Only the number is wanted: tally the lines below that contain the word "ectocinerea".
━━━ GIVEN DATA ━━━
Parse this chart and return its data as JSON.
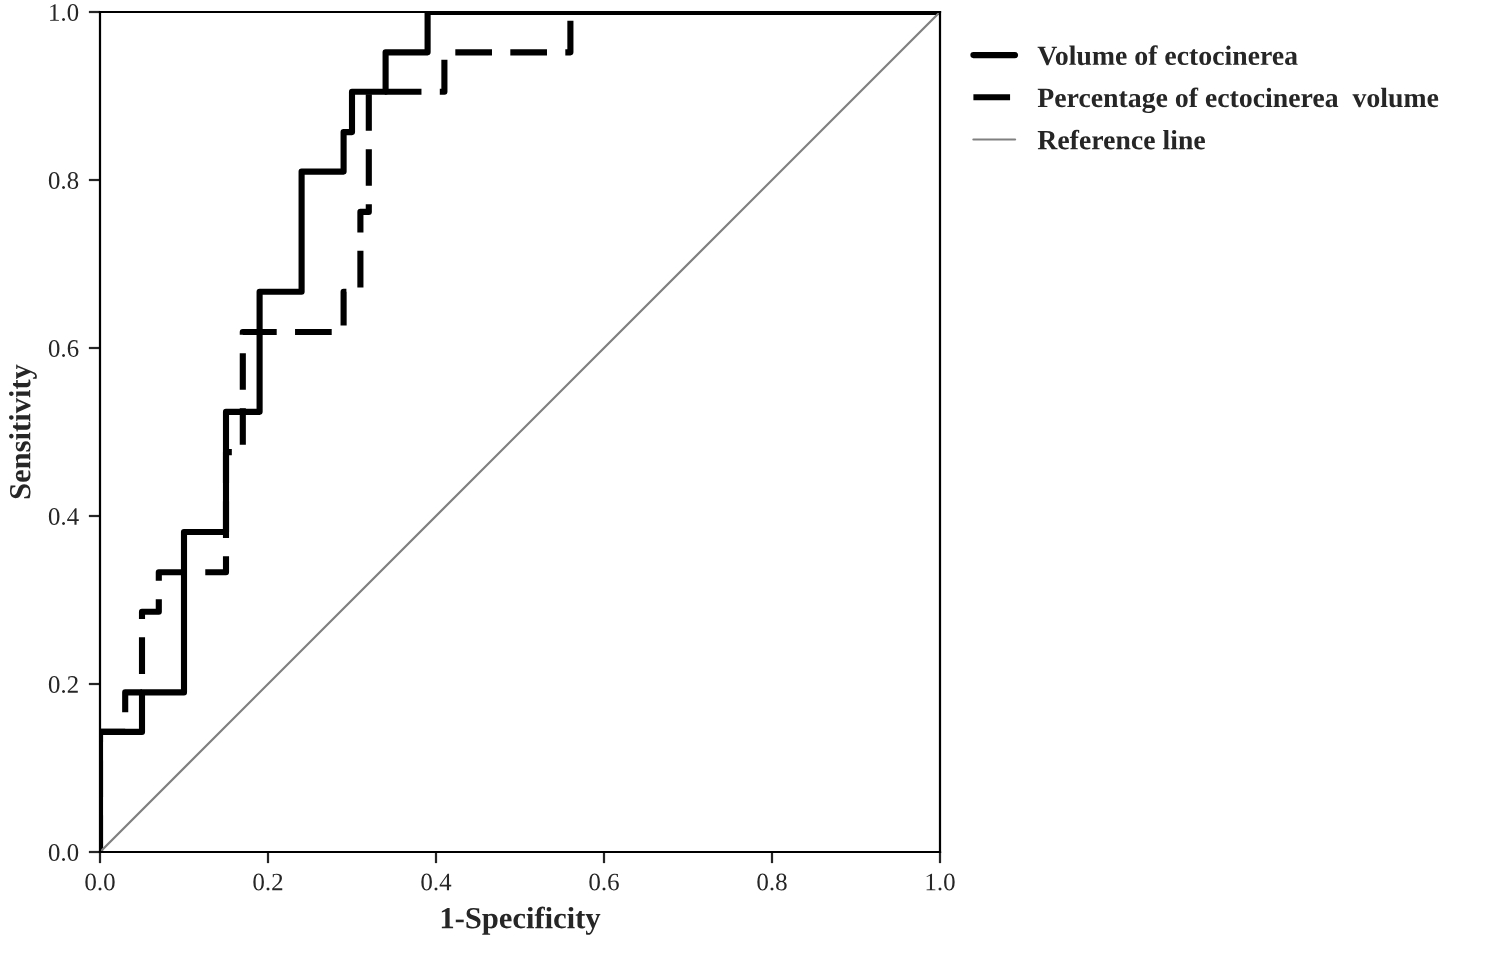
{
  "chart_data": {
    "type": "step",
    "xlabel": "1-Specificity",
    "ylabel": "Sensitivity",
    "xlim": [
      0,
      1
    ],
    "ylim": [
      0,
      1
    ],
    "xticks": [
      {
        "value": 0,
        "label": "0.0"
      },
      {
        "value": 0.2,
        "label": "0.2"
      },
      {
        "value": 0.4,
        "label": "0.4"
      },
      {
        "value": 0.6,
        "label": "0.6"
      },
      {
        "value": 0.8,
        "label": "0.8"
      },
      {
        "value": 1,
        "label": "1.0"
      }
    ],
    "yticks": [
      {
        "value": 0,
        "label": "0.0"
      },
      {
        "value": 0.2,
        "label": "0.2"
      },
      {
        "value": 0.4,
        "label": "0.4"
      },
      {
        "value": 0.6,
        "label": "0.6"
      },
      {
        "value": 0.8,
        "label": "0.8"
      },
      {
        "value": 1,
        "label": "1.0"
      }
    ],
    "grid": false,
    "legend": "top right",
    "series": [
      {
        "name": "Volume of ectocinerea",
        "color": "#000000",
        "line_style": "solid",
        "x": [
          0,
          0,
          0.05,
          0.1,
          0.15,
          0.19,
          0.24,
          0.29,
          0.3,
          0.34,
          0.39,
          1.0
        ],
        "values": [
          0,
          0.143,
          0.19,
          0.381,
          0.524,
          0.667,
          0.81,
          0.857,
          0.905,
          0.952,
          1.0,
          1.0
        ]
      },
      {
        "name": "Percentage of ectocinerea  volume",
        "color": "#000000",
        "line_style": "dashed",
        "x": [
          0,
          0,
          0.03,
          0.05,
          0.07,
          0.15,
          0.17,
          0.29,
          0.31,
          0.32,
          0.41,
          0.56,
          1.0
        ],
        "values": [
          0,
          0.143,
          0.19,
          0.286,
          0.333,
          0.476,
          0.619,
          0.667,
          0.762,
          0.905,
          0.952,
          1.0,
          1.0
        ]
      },
      {
        "name": "Reference line",
        "type": "line",
        "color": "#808080",
        "line_style": "solid",
        "x": [
          0,
          1
        ],
        "values": [
          0,
          1
        ]
      }
    ]
  }
}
━━━
ANSWER TO THIS PROBLEM -> 2